◆ **AIM OF THE EXERCISE**
Reproduce every line of the records below word for word, changing nothing.

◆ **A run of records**

***

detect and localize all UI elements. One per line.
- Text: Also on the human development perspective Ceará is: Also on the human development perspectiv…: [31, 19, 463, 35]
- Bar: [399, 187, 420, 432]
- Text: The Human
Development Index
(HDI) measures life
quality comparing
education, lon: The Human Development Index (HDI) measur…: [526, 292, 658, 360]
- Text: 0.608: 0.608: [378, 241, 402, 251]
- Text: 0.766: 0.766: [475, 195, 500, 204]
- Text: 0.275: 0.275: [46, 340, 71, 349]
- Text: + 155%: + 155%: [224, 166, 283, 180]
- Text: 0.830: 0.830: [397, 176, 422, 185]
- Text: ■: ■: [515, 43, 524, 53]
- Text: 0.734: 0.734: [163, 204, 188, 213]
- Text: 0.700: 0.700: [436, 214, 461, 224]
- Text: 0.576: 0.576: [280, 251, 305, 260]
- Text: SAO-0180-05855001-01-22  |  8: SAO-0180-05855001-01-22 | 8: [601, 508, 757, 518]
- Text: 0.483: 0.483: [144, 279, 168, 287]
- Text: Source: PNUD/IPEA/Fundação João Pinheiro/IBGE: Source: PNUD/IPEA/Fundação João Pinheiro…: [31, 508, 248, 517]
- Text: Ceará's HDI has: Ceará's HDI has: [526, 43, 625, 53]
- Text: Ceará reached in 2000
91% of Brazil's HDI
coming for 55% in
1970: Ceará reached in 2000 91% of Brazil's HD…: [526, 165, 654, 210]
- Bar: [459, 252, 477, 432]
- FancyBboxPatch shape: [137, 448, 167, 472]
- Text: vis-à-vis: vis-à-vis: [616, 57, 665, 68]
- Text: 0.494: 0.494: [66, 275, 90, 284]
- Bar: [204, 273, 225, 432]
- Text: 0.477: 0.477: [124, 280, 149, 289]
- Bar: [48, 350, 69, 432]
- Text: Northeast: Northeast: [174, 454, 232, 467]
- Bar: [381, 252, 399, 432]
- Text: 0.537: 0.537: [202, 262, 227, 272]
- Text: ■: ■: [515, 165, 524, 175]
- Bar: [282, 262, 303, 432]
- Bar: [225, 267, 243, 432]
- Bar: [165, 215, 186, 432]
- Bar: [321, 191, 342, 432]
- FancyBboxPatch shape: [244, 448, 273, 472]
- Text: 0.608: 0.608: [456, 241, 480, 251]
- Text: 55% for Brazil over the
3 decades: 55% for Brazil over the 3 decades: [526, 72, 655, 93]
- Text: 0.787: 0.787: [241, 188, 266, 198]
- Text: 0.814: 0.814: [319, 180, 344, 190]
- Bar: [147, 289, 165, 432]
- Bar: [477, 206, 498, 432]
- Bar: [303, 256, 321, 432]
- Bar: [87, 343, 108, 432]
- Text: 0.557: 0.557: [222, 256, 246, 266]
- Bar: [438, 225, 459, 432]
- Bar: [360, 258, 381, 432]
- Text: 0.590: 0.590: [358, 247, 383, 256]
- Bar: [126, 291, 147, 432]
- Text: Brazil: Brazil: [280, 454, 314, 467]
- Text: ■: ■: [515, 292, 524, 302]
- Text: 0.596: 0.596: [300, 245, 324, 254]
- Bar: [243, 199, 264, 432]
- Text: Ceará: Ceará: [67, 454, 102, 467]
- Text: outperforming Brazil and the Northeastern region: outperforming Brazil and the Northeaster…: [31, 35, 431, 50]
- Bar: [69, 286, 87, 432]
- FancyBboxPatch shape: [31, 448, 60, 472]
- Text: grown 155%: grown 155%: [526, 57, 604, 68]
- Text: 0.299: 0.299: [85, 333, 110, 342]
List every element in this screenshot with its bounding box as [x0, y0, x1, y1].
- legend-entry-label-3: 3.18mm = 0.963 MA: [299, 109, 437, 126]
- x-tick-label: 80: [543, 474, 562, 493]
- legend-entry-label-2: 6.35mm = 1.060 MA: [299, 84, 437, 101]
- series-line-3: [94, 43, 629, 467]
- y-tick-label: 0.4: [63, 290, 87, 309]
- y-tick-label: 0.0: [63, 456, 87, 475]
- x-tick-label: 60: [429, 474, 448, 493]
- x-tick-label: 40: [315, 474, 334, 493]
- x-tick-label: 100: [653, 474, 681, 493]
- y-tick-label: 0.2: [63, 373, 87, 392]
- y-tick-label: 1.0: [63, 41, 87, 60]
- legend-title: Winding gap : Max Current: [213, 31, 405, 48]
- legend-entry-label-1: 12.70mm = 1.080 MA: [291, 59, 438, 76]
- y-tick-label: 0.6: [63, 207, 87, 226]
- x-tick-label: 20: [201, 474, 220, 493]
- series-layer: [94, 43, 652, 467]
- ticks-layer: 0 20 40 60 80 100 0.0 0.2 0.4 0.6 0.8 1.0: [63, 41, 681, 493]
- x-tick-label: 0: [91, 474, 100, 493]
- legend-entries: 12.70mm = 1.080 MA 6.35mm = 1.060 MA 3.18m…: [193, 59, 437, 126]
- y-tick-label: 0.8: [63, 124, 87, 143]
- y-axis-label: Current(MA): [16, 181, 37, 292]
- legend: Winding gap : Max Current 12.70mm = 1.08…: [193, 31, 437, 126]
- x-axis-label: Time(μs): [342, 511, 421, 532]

***

◆ **TASK OUTPUT**
detect and localize all UI elements. One per line.
- Text: Also on the human development perspective Ceará is: Also on the human development perspectiv…: [31, 19, 463, 35]
- Bar: [399, 187, 420, 432]
- Text: The Human
Development Index
(HDI) measures life
quality comparing
education, lon: The Human Development Index (HDI) measur…: [526, 292, 658, 360]
- Text: 0.608: 0.608: [378, 241, 402, 251]
- Text: 0.766: 0.766: [475, 195, 500, 204]
- Text: 0.275: 0.275: [46, 340, 71, 349]
- Text: + 155%: + 155%: [224, 166, 283, 180]
- Text: 0.830: 0.830: [397, 176, 422, 185]
- Text: ■: ■: [515, 43, 524, 53]
- Text: 0.734: 0.734: [163, 204, 188, 213]
- Text: 0.700: 0.700: [436, 214, 461, 224]
- Text: 0.576: 0.576: [280, 251, 305, 260]
- Text: SAO-0180-05855001-01-22  |  8: SAO-0180-05855001-01-22 | 8: [601, 508, 757, 518]
- Text: 0.483: 0.483: [144, 279, 168, 287]
- Text: Source: PNUD/IPEA/Fundação João Pinheiro/IBGE: Source: PNUD/IPEA/Fundação João Pinheiro…: [31, 508, 248, 517]
- Text: Ceará's HDI has: Ceará's HDI has: [526, 43, 625, 53]
- Text: Ceará reached in 2000
91% of Brazil's HDI
coming for 55% in
1970: Ceará reached in 2000 91% of Brazil's HD…: [526, 165, 654, 210]
- Bar: [459, 252, 477, 432]
- FancyBboxPatch shape: [137, 448, 167, 472]
- Text: vis-à-vis: vis-à-vis: [616, 57, 665, 68]
- Text: 0.494: 0.494: [66, 275, 90, 284]
- Bar: [204, 273, 225, 432]
- Text: 0.477: 0.477: [124, 280, 149, 289]
- Bar: [48, 350, 69, 432]
- Text: Northeast: Northeast: [174, 454, 232, 467]
- Bar: [381, 252, 399, 432]
- Text: 0.537: 0.537: [202, 262, 227, 272]
- Text: ■: ■: [515, 165, 524, 175]
- Bar: [282, 262, 303, 432]
- Bar: [225, 267, 243, 432]
- Bar: [165, 215, 186, 432]
- Bar: [321, 191, 342, 432]
- FancyBboxPatch shape: [244, 448, 273, 472]
- Text: 0.608: 0.608: [456, 241, 480, 251]
- Text: 55% for Brazil over the
3 decades: 55% for Brazil over the 3 decades: [526, 72, 655, 93]
- Text: 0.787: 0.787: [241, 188, 266, 198]
- Text: 0.814: 0.814: [319, 180, 344, 190]
- Bar: [147, 289, 165, 432]
- Bar: [477, 206, 498, 432]
- Bar: [303, 256, 321, 432]
- Bar: [87, 343, 108, 432]
- Text: 0.557: 0.557: [222, 256, 246, 266]
- Bar: [438, 225, 459, 432]
- Bar: [360, 258, 381, 432]
- Text: 0.590: 0.590: [358, 247, 383, 256]
- Bar: [126, 291, 147, 432]
- Text: Brazil: Brazil: [280, 454, 314, 467]
- Text: ■: ■: [515, 292, 524, 302]
- Text: 0.596: 0.596: [300, 245, 324, 254]
- Bar: [243, 199, 264, 432]
- Text: Ceará: Ceará: [67, 454, 102, 467]
- Text: outperforming Brazil and the Northeastern region: outperforming Brazil and the Northeaster…: [31, 35, 431, 50]
- Bar: [69, 286, 87, 432]
- FancyBboxPatch shape: [31, 448, 60, 472]
- Text: grown 155%: grown 155%: [526, 57, 604, 68]
- Text: 0.299: 0.299: [85, 333, 110, 342]
List every element in this screenshot with its bounding box as [x0, y0, x1, y1].
- legend-entry-label-3: 3.18mm = 0.963 MA: [299, 109, 437, 126]
- x-tick-label: 80: [543, 474, 562, 493]
- legend-entry-label-2: 6.35mm = 1.060 MA: [299, 84, 437, 101]
- series-line-3: [94, 43, 629, 467]
- y-tick-label: 0.4: [63, 290, 87, 309]
- y-tick-label: 0.0: [63, 456, 87, 475]
- x-tick-label: 60: [429, 474, 448, 493]
- x-tick-label: 40: [315, 474, 334, 493]
- x-tick-label: 100: [653, 474, 681, 493]
- y-tick-label: 0.2: [63, 373, 87, 392]
- y-tick-label: 1.0: [63, 41, 87, 60]
- legend-title: Winding gap : Max Current: [213, 31, 405, 48]
- legend-entry-label-1: 12.70mm = 1.080 MA: [291, 59, 438, 76]
- y-tick-label: 0.6: [63, 207, 87, 226]
- x-tick-label: 20: [201, 474, 220, 493]
- series-layer: [94, 43, 652, 467]
- ticks-layer: 0 20 40 60 80 100 0.0 0.2 0.4 0.6 0.8 1.0: [63, 41, 681, 493]
- x-tick-label: 0: [91, 474, 100, 493]
- legend-entries: 12.70mm = 1.080 MA 6.35mm = 1.060 MA 3.18m…: [193, 59, 437, 126]
- y-tick-label: 0.8: [63, 124, 87, 143]
- y-axis-label: Current(MA): [16, 181, 37, 292]
- legend: Winding gap : Max Current 12.70mm = 1.08…: [193, 31, 437, 126]
- x-axis-label: Time(μs): [342, 511, 421, 532]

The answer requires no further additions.